--- begin ---
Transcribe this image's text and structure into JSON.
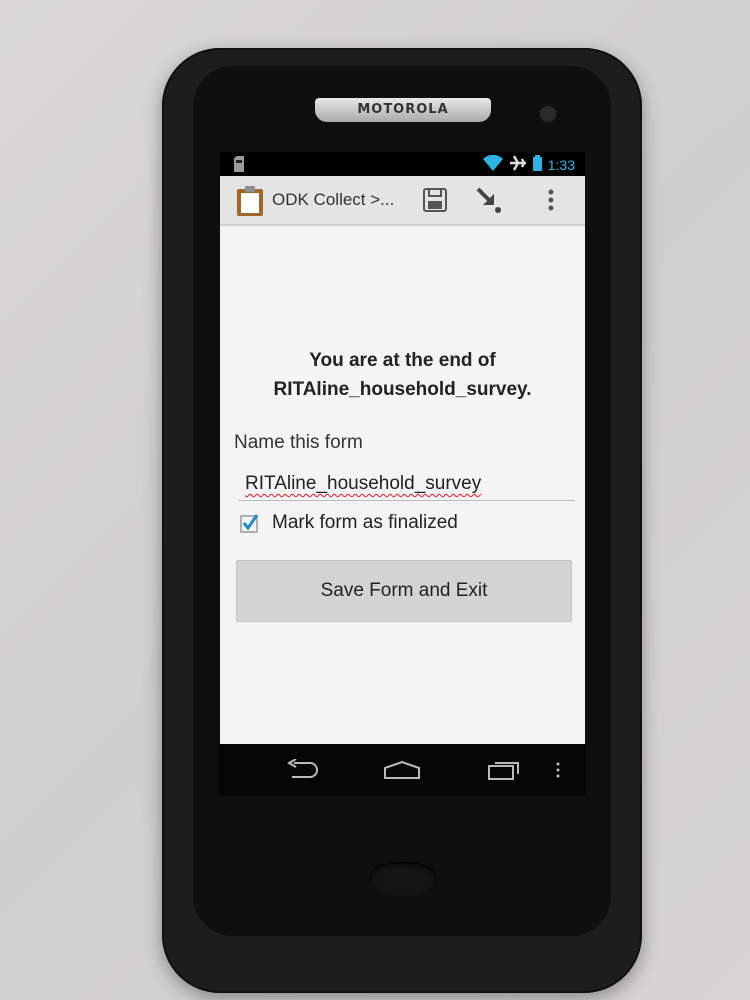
{
  "device": {
    "brand": "MOTOROLA"
  },
  "status_bar": {
    "time": "1:33",
    "icons": [
      "sd-card-icon",
      "wifi-icon",
      "airplane-icon",
      "battery-icon"
    ],
    "accent_color": "#2fb2e4"
  },
  "action_bar": {
    "title": "ODK Collect >...",
    "icons": [
      "clipboard-icon",
      "save-icon",
      "jump-icon",
      "overflow-menu-icon"
    ]
  },
  "form_end": {
    "message_line1": "You are at the end of",
    "message_line2": "RITAline_household_survey.",
    "name_label": "Name this form",
    "name_value": "RITAline_household_survey",
    "finalize_label": "Mark form as finalized",
    "finalize_checked": true,
    "save_button_label": "Save Form and Exit"
  },
  "nav_bar": {
    "icons": [
      "back-icon",
      "home-icon",
      "recent-apps-icon",
      "menu-icon"
    ]
  }
}
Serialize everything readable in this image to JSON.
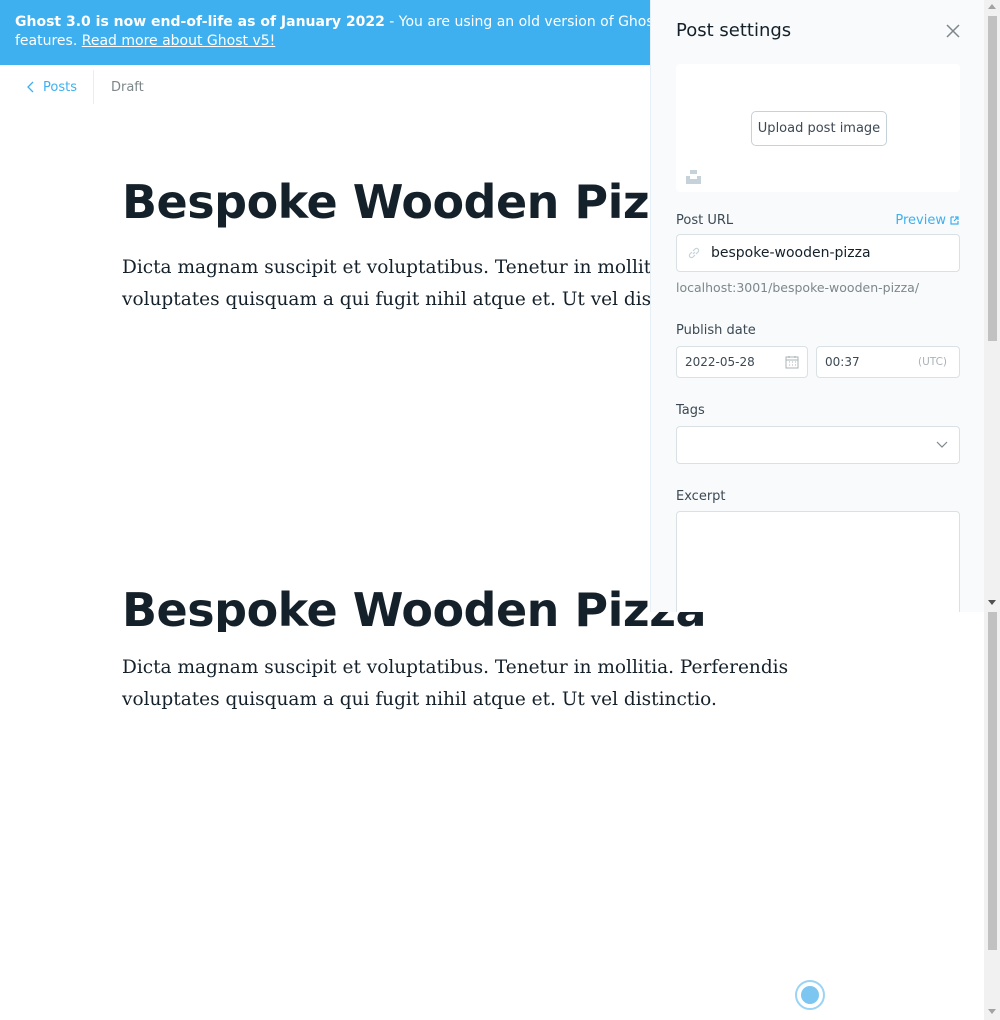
{
  "banner": {
    "bold_text": "Ghost 3.0 is now end-of-life as of January 2022",
    "text": " - You are using an old version of Ghost, which me",
    "line2_text": "features. ",
    "link_text": "Read more about Ghost v5!"
  },
  "editor_header": {
    "back_label": "Posts",
    "status": "Draft"
  },
  "post": {
    "title": "Bespoke Wooden Pizza",
    "body": "Dicta magnam suscipit et voluptatibus. Tenetur in mollitia. Perferendis voluptates quisquam a qui fugit nihil atque et. Ut vel distinctio."
  },
  "settings": {
    "title": "Post settings",
    "upload_label": "Upload post image",
    "post_url_label": "Post URL",
    "preview_label": "Preview",
    "slug": "bespoke-wooden-pizza",
    "url_preview": "localhost:3001/bespoke-wooden-pizza/",
    "publish_date_label": "Publish date",
    "date": "2022-05-28",
    "time": "00:37",
    "timezone": "(UTC)",
    "tags_label": "Tags",
    "excerpt_label": "Excerpt"
  },
  "colors": {
    "accent": "#3eb0ef",
    "text": "#15212a",
    "muted": "#7d878a"
  }
}
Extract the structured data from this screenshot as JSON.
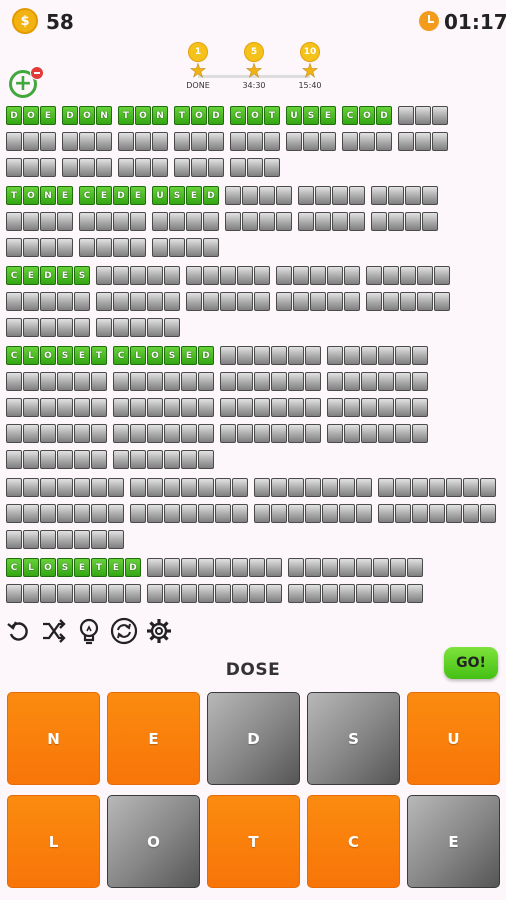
{
  "header": {
    "coins": "58",
    "coin_symbol": "$",
    "timer": "01:17"
  },
  "milestones": [
    {
      "reward": "1",
      "label": "DONE"
    },
    {
      "reward": "5",
      "label": "34:30"
    },
    {
      "reward": "10",
      "label": "15:40"
    }
  ],
  "add_button_symbol": "+",
  "current_word": "DOSE",
  "go_label": "GO!",
  "letters": [
    {
      "letter": "N",
      "state": "orange"
    },
    {
      "letter": "E",
      "state": "orange"
    },
    {
      "letter": "D",
      "state": "gray"
    },
    {
      "letter": "S",
      "state": "gray"
    },
    {
      "letter": "U",
      "state": "orange"
    },
    {
      "letter": "L",
      "state": "orange"
    },
    {
      "letter": "O",
      "state": "gray"
    },
    {
      "letter": "T",
      "state": "orange"
    },
    {
      "letter": "C",
      "state": "orange"
    },
    {
      "letter": "E",
      "state": "gray"
    }
  ],
  "tools": [
    "undo-icon",
    "shuffle-icon",
    "hint-bulb-icon",
    "refresh-icon",
    "gear-icon"
  ],
  "word_grid": {
    "sections": [
      {
        "length": 3,
        "found": [
          "DOE",
          "DON",
          "TON",
          "TOD",
          "COT",
          "USE",
          "COD"
        ],
        "hidden": 14
      },
      {
        "length": 4,
        "found": [
          "TONE",
          "CEDE",
          "USED"
        ],
        "hidden": 12
      },
      {
        "length": 5,
        "found": [
          "CEDES"
        ],
        "hidden": 11
      },
      {
        "length": 6,
        "found": [
          "CLOSET",
          "CLOSED"
        ],
        "hidden": 16
      },
      {
        "length": 7,
        "found": [],
        "hidden": 9
      },
      {
        "length": 8,
        "found": [
          "CLOSETED"
        ],
        "hidden": 5
      }
    ]
  }
}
--- end ---
• _What is expected_: Reproduce the full material exactly, excluding the pictures.

• _Exercise output_:
Transcribe this image's text and structure into JSON.
{
  "device": {
    "brand": "MOTOROLA"
  },
  "status_bar": {
    "time": "1:33",
    "icons": [
      "sd-card-icon",
      "wifi-icon",
      "airplane-icon",
      "battery-icon"
    ],
    "accent_color": "#2fb2e4"
  },
  "action_bar": {
    "title": "ODK Collect >...",
    "icons": [
      "clipboard-icon",
      "save-icon",
      "jump-icon",
      "overflow-menu-icon"
    ]
  },
  "form_end": {
    "message_line1": "You are at the end of",
    "message_line2": "RITAline_household_survey.",
    "name_label": "Name this form",
    "name_value": "RITAline_household_survey",
    "finalize_label": "Mark form as finalized",
    "finalize_checked": true,
    "save_button_label": "Save Form and Exit"
  },
  "nav_bar": {
    "icons": [
      "back-icon",
      "home-icon",
      "recent-apps-icon",
      "menu-icon"
    ]
  }
}
Serialize everything readable in this image to JSON.
{
  "banner": {
    "bold_text": "Ghost 3.0 is now end-of-life as of January 2022",
    "text": " - You are using an old version of Ghost, which me",
    "line2_text": "features. ",
    "link_text": "Read more about Ghost v5!"
  },
  "editor_header": {
    "back_label": "Posts",
    "status": "Draft"
  },
  "post": {
    "title": "Bespoke Wooden Pizza",
    "body": "Dicta magnam suscipit et voluptatibus. Tenetur in mollitia. Perferendis voluptates quisquam a qui fugit nihil atque et. Ut vel distinctio."
  },
  "settings": {
    "title": "Post settings",
    "upload_label": "Upload post image",
    "post_url_label": "Post URL",
    "preview_label": "Preview",
    "slug": "bespoke-wooden-pizza",
    "url_preview": "localhost:3001/bespoke-wooden-pizza/",
    "publish_date_label": "Publish date",
    "date": "2022-05-28",
    "time": "00:37",
    "timezone": "(UTC)",
    "tags_label": "Tags",
    "excerpt_label": "Excerpt"
  },
  "colors": {
    "accent": "#3eb0ef",
    "text": "#15212a",
    "muted": "#7d878a"
  }
}
Extract the structured data from this screenshot as JSON.
{
  "header": {
    "coins": "58",
    "coin_symbol": "$",
    "timer": "01:17"
  },
  "milestones": [
    {
      "reward": "1",
      "label": "DONE"
    },
    {
      "reward": "5",
      "label": "34:30"
    },
    {
      "reward": "10",
      "label": "15:40"
    }
  ],
  "add_button_symbol": "+",
  "current_word": "DOSE",
  "go_label": "GO!",
  "letters": [
    {
      "letter": "N",
      "state": "orange"
    },
    {
      "letter": "E",
      "state": "orange"
    },
    {
      "letter": "D",
      "state": "gray"
    },
    {
      "letter": "S",
      "state": "gray"
    },
    {
      "letter": "U",
      "state": "orange"
    },
    {
      "letter": "L",
      "state": "orange"
    },
    {
      "letter": "O",
      "state": "gray"
    },
    {
      "letter": "T",
      "state": "orange"
    },
    {
      "letter": "C",
      "state": "orange"
    },
    {
      "letter": "E",
      "state": "gray"
    }
  ],
  "tools": [
    "undo-icon",
    "shuffle-icon",
    "hint-bulb-icon",
    "refresh-icon",
    "gear-icon"
  ],
  "word_grid": {
    "sections": [
      {
        "length": 3,
        "found": [
          "DOE",
          "DON",
          "TON",
          "TOD",
          "COT",
          "USE",
          "COD"
        ],
        "hidden": 14
      },
      {
        "length": 4,
        "found": [
          "TONE",
          "CEDE",
          "USED"
        ],
        "hidden": 12
      },
      {
        "length": 5,
        "found": [
          "CEDES"
        ],
        "hidden": 11
      },
      {
        "length": 6,
        "found": [
          "CLOSET",
          "CLOSED"
        ],
        "hidden": 16
      },
      {
        "length": 7,
        "found": [],
        "hidden": 9
      },
      {
        "length": 8,
        "found": [
          "CLOSETED"
        ],
        "hidden": 5
      }
    ]
  }
}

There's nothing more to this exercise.